REQUIRED TASK: Could you render the rows below as a Markdown table with the columns "Row" and "Text", numbering each row and leaving out any blank lines?

Items listed in a dataset:

────────────────────────────────────────

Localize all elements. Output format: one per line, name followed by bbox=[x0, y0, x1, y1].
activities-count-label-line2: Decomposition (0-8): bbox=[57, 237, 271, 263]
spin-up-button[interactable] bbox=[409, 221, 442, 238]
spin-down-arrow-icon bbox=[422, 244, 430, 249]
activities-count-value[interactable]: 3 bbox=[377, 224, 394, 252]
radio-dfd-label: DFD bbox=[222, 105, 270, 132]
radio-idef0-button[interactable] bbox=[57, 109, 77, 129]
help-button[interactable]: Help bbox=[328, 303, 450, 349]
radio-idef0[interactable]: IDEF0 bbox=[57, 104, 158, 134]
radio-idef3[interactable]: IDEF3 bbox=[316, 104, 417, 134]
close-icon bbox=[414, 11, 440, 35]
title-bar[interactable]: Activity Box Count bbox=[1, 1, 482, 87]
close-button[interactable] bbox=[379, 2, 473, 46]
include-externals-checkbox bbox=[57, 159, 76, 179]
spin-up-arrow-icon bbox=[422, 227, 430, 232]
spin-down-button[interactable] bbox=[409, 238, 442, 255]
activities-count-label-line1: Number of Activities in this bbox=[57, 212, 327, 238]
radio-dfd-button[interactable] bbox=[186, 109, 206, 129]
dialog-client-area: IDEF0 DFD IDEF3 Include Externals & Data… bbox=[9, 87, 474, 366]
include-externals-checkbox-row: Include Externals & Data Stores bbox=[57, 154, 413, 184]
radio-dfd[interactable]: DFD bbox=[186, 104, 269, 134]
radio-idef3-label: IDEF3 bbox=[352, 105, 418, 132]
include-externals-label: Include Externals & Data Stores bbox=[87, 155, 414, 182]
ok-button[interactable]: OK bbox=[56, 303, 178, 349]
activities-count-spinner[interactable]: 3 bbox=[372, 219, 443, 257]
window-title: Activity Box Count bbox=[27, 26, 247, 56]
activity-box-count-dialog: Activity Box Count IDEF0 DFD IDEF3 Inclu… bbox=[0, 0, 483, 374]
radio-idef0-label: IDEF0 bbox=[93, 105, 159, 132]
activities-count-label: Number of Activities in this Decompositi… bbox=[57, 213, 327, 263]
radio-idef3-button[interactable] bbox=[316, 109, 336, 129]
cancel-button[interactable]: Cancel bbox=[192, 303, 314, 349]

────────────────────────────────────────

CORRECT ANSWER:
| Row | Text |
|---|---|
| 1 | Localize all elements. Output format: one per line, name followed by bbox=[x0, y0, x1, y1]. |
| 2 | activities-count-label-line2: Decomposition (0-8): bbox=[57, 237, 271, 263] |
| 3 | spin-up-button[interactable] bbox=[409, 221, 442, 238] |
| 4 | spin-down-arrow-icon bbox=[422, 244, 430, 249] |
| 5 | activities-count-value[interactable]: 3 bbox=[377, 224, 394, 252] |
| 6 | radio-dfd-label: DFD bbox=[222, 105, 270, 132] |
| 7 | radio-idef0-button[interactable] bbox=[57, 109, 77, 129] |
| 8 | help-button[interactable]: Help bbox=[328, 303, 450, 349] |
| 9 | radio-idef0[interactable]: IDEF0 bbox=[57, 104, 158, 134] |
| 10 | radio-idef3[interactable]: IDEF3 bbox=[316, 104, 417, 134] |
| 11 | close-icon bbox=[414, 11, 440, 35] |
| 12 | title-bar[interactable]: Activity Box Count bbox=[1, 1, 482, 87] |
| 13 | close-button[interactable] bbox=[379, 2, 473, 46] |
| 14 | include-externals-checkbox bbox=[57, 159, 76, 179] |
| 15 | spin-up-arrow-icon bbox=[422, 227, 430, 232] |
| 16 | spin-down-button[interactable] bbox=[409, 238, 442, 255] |
| 17 | activities-count-label-line1: Number of Activities in this bbox=[57, 212, 327, 238] |
| 18 | radio-dfd-button[interactable] bbox=[186, 109, 206, 129] |
| 19 | dialog-client-area: IDEF0 DFD IDEF3 Include Externals & Data… bbox=[9, 87, 474, 366] |
| 20 | include-externals-checkbox-row: Include Externals & Data Stores bbox=[57, 154, 413, 184] |
| 21 | radio-dfd[interactable]: DFD bbox=[186, 104, 269, 134] |
| 22 | radio-idef3-label: IDEF3 bbox=[352, 105, 418, 132] |
| 23 | include-externals-label: Include Externals & Data Stores bbox=[87, 155, 414, 182] |
| 24 | ok-button[interactable]: OK bbox=[56, 303, 178, 349] |
| 25 | activities-count-spinner[interactable]: 3 bbox=[372, 219, 443, 257] |
| 26 | window-title: Activity Box Count bbox=[27, 26, 247, 56] |
| 27 | activity-box-count-dialog: Activity Box Count IDEF0 DFD IDEF3 Inclu… bbox=[0, 0, 483, 374] |
| 28 | radio-idef0-label: IDEF0 bbox=[93, 105, 159, 132] |
| 29 | activities-count-label: Number of Activities in this Decompositi… bbox=[57, 213, 327, 263] |
| 30 | radio-idef3-button[interactable] bbox=[316, 109, 336, 129] |
| 31 | cancel-button[interactable]: Cancel bbox=[192, 303, 314, 349] |